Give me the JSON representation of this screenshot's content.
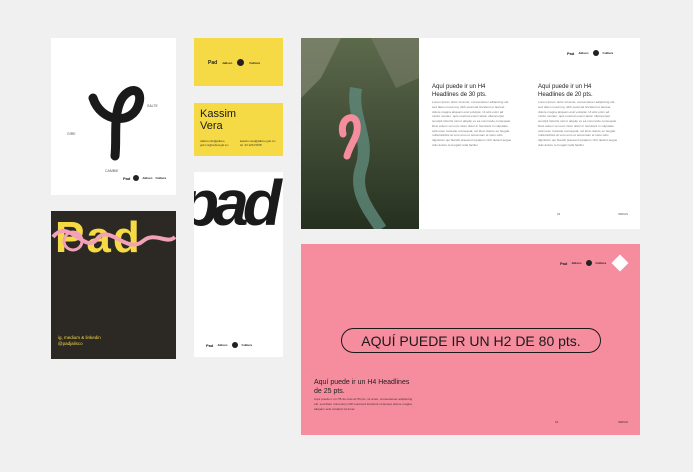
{
  "logo_card": {
    "labels": [
      "SALTE",
      "GIRE",
      "CAMBIE"
    ],
    "brand": [
      "Pad",
      "Jalisco",
      "Cultura"
    ]
  },
  "biz_card_front": {
    "brand": [
      "Pad",
      "Jalisco",
      "Cultura"
    ]
  },
  "biz_card_back": {
    "name_line1": "Kassim",
    "name_line2": "Vera",
    "info_left": "Jalisco.info@jalisco.\ngob.mx@cultura.jal.mx",
    "info_right": "kassim.vera@jalisco.gob.mx\ntel. 33 1234 5678"
  },
  "wordmark_card": {
    "word": "pad",
    "brand": [
      "Pad",
      "Jalisco",
      "Cultura"
    ]
  },
  "poster_card": {
    "word": "Pad",
    "social_line1": "ig, medium & linkedin",
    "social_line2": "@padjalisco"
  },
  "spread": {
    "brand": [
      "Pad",
      "Jalisco",
      "Cultura"
    ],
    "col1_title": "Aquí puede ir un H4 Headlines de 30 pts.",
    "col2_title": "Aquí puede ir un H4 Headlines de 20 pts.",
    "body_text": "Lorem ipsum dolor sit amet, consectetuer adipiscing elit, sed diam nonummy nibh euismod tincidunt ut laoreet dolore magna aliquam erat volutpat. Ut wisi enim ad minim veniam, quis nostrud exerci tation ullamcorper suscipit lobortis nisl ut aliquip ex ea commodo consequat. Duis autem vel eum iriure dolor in hendrerit in vulputate velit esse molestie consequat, vel illum dolore eu feugiat nulla facilisis at vero eros et accumsan et iusto odio dignissim qui blandit praesent luptatum zzril delenit augue duis dolore te feugait nulla facilisi.",
    "page_left": "01",
    "page_right": "INDIAS"
  },
  "pink_card": {
    "brand": [
      "Pad",
      "Jalisco",
      "Cultura"
    ],
    "h2": "AQUÍ PUEDE IR UN H2 DE 80 pts.",
    "h4": "Aquí puede ir un H4 Headlines de 25 pts.",
    "body": "Aquí puede ir un H5 de más al H3 pts, sit amet, consectetuer adipiscing elit, sed diam nonummy nibh euismod tincidunt ut laoreet dolore magna aliquam erat volutpat sit amet.",
    "page_left": "01",
    "page_right": "INDIAS"
  },
  "colors": {
    "yellow": "#f6da45",
    "pink": "#f58d9f",
    "dark": "#2c2823",
    "poster_pink": "#f2a1b8"
  }
}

# # # # # # #

Given request: Return the entries unchanged, save for the pictures, which do not belong in the copy.

Exercise response:
Give me the JSON representation of this screenshot's content.
{
  "logo_card": {
    "labels": [
      "SALTE",
      "GIRE",
      "CAMBIE"
    ],
    "brand": [
      "Pad",
      "Jalisco",
      "Cultura"
    ]
  },
  "biz_card_front": {
    "brand": [
      "Pad",
      "Jalisco",
      "Cultura"
    ]
  },
  "biz_card_back": {
    "name_line1": "Kassim",
    "name_line2": "Vera",
    "info_left": "Jalisco.info@jalisco.\ngob.mx@cultura.jal.mx",
    "info_right": "kassim.vera@jalisco.gob.mx\ntel. 33 1234 5678"
  },
  "wordmark_card": {
    "word": "pad",
    "brand": [
      "Pad",
      "Jalisco",
      "Cultura"
    ]
  },
  "poster_card": {
    "word": "Pad",
    "social_line1": "ig, medium & linkedin",
    "social_line2": "@padjalisco"
  },
  "spread": {
    "brand": [
      "Pad",
      "Jalisco",
      "Cultura"
    ],
    "col1_title": "Aquí puede ir un H4 Headlines de 30 pts.",
    "col2_title": "Aquí puede ir un H4 Headlines de 20 pts.",
    "body_text": "Lorem ipsum dolor sit amet, consectetuer adipiscing elit, sed diam nonummy nibh euismod tincidunt ut laoreet dolore magna aliquam erat volutpat. Ut wisi enim ad minim veniam, quis nostrud exerci tation ullamcorper suscipit lobortis nisl ut aliquip ex ea commodo consequat. Duis autem vel eum iriure dolor in hendrerit in vulputate velit esse molestie consequat, vel illum dolore eu feugiat nulla facilisis at vero eros et accumsan et iusto odio dignissim qui blandit praesent luptatum zzril delenit augue duis dolore te feugait nulla facilisi.",
    "page_left": "01",
    "page_right": "INDIAS"
  },
  "pink_card": {
    "brand": [
      "Pad",
      "Jalisco",
      "Cultura"
    ],
    "h2": "AQUÍ PUEDE IR UN H2 DE 80 pts.",
    "h4": "Aquí puede ir un H4 Headlines de 25 pts.",
    "body": "Aquí puede ir un H5 de más al H3 pts, sit amet, consectetuer adipiscing elit, sed diam nonummy nibh euismod tincidunt ut laoreet dolore magna aliquam erat volutpat sit amet.",
    "page_left": "01",
    "page_right": "INDIAS"
  },
  "colors": {
    "yellow": "#f6da45",
    "pink": "#f58d9f",
    "dark": "#2c2823",
    "poster_pink": "#f2a1b8"
  }
}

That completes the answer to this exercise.